Each line that holds the string "title" counts once; say how many such lines there are and add nothing.

### Available data
┄┄┄┄┄┄┄┄┄┄┄┄┄┄┄┄┄┄┄┄

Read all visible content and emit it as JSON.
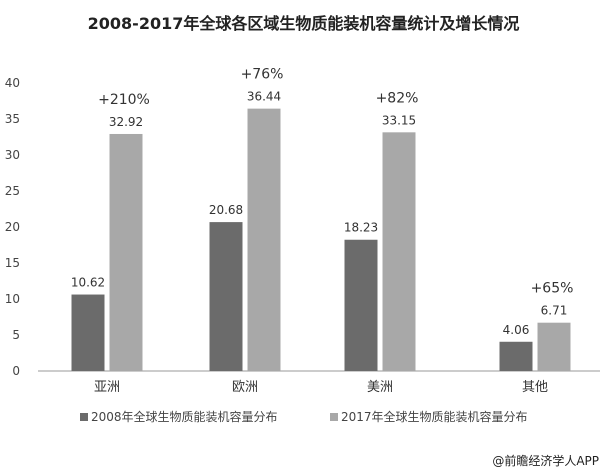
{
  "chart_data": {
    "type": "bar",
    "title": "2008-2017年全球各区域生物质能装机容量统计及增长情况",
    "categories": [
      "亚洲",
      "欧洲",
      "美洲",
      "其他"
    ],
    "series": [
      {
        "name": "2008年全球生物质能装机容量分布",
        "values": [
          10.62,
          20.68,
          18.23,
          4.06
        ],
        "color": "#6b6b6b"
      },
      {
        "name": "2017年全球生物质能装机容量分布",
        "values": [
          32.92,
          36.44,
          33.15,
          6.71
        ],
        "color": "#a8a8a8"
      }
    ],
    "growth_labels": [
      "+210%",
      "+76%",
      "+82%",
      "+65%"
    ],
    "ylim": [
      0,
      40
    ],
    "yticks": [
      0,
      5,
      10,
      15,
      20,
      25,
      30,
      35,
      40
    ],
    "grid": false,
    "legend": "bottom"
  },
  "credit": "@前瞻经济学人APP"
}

┄┄┄┄┄┄┄┄┄┄┄┄┄┄┄┄┄┄┄┄

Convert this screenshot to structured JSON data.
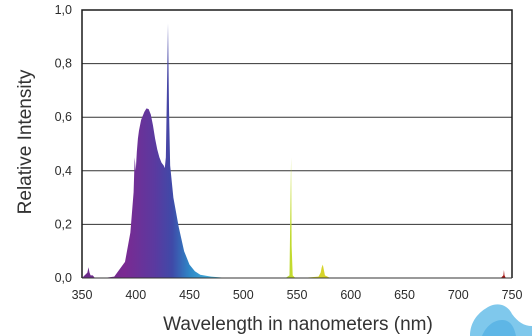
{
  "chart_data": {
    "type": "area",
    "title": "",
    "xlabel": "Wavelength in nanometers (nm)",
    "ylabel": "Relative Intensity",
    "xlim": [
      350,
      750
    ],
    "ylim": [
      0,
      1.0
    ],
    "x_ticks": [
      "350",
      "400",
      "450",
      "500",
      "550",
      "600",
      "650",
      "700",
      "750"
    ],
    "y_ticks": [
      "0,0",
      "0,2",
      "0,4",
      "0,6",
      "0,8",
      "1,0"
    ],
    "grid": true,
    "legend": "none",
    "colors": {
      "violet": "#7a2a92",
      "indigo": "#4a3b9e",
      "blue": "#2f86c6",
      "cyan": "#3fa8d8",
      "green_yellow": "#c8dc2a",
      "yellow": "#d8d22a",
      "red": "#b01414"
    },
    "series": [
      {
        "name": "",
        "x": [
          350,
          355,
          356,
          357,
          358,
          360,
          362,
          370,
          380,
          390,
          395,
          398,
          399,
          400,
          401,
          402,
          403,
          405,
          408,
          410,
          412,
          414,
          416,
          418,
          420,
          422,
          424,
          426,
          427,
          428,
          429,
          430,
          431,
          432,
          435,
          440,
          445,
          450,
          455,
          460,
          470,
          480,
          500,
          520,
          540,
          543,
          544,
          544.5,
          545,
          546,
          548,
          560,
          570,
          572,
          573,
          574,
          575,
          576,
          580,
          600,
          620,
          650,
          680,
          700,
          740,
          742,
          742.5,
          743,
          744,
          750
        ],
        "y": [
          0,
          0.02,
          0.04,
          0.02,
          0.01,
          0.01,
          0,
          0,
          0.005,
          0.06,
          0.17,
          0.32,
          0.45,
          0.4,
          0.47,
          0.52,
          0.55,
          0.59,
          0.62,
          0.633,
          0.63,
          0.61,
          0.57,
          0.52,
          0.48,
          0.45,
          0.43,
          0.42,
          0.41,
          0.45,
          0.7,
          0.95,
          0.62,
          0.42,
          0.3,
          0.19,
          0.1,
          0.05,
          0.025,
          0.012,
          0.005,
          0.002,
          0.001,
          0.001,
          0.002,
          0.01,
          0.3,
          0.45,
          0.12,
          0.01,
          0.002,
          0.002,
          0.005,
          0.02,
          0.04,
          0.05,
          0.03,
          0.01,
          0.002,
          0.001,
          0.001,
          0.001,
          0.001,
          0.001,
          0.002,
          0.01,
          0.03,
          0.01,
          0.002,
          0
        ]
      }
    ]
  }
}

┄┄┄┄┄┄┄┄┄┄┄┄┄┄┄┄┄┄┄┄

### Response for this exercise
2